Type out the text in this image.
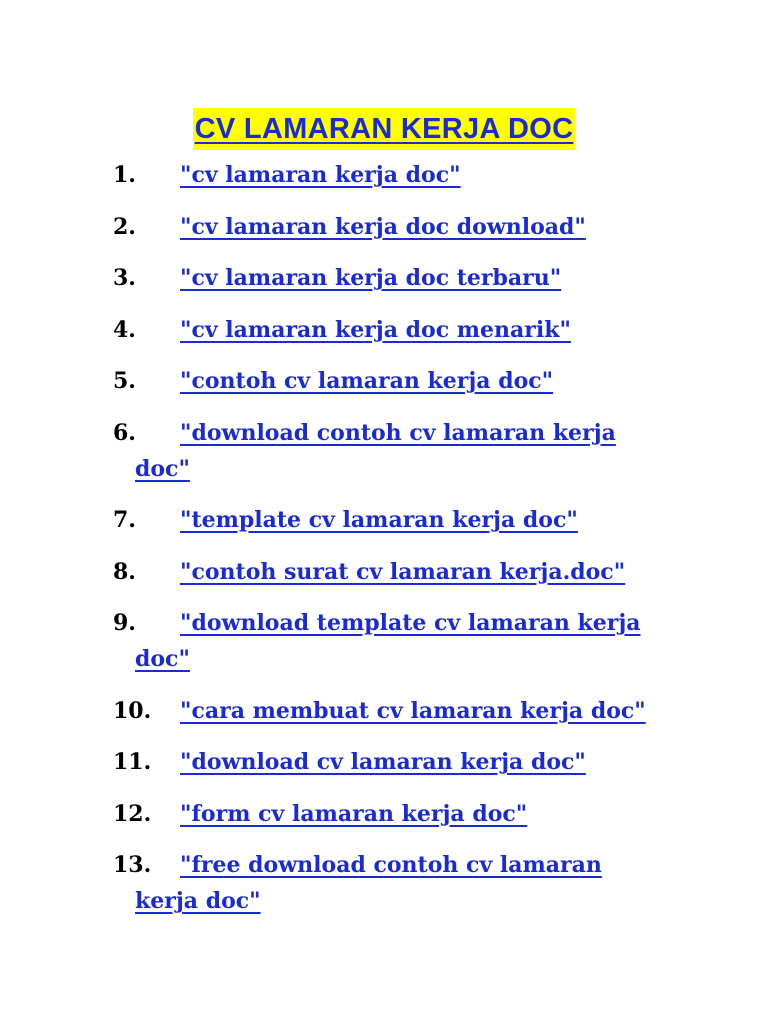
CV LAMARAN KERJA DOC
1. "cv lamaran kerja doc"
2. "cv lamaran kerja doc download"
3. "cv lamaran kerja doc terbaru"
4. "cv lamaran kerja doc menarik"
5. "contoh cv lamaran kerja doc"
6. "download contoh cv lamaran kerja
doc"
7. "template cv lamaran kerja doc"
8. "contoh surat cv lamaran kerja.doc"
9. "download template cv lamaran kerja
doc"
10. "cara membuat cv lamaran kerja doc"
11. "download cv lamaran kerja doc"
12. "form cv lamaran kerja doc"
13. "free download contoh cv lamaran
kerja doc"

**Written problem**
Find the word "contoh" in the data and copy out each line where it turns up.

**Answer**
5. "contoh cv lamaran kerja doc"
6. "download contoh cv lamaran kerja
8. "contoh surat cv lamaran kerja.doc"
13. "free download contoh cv lamaran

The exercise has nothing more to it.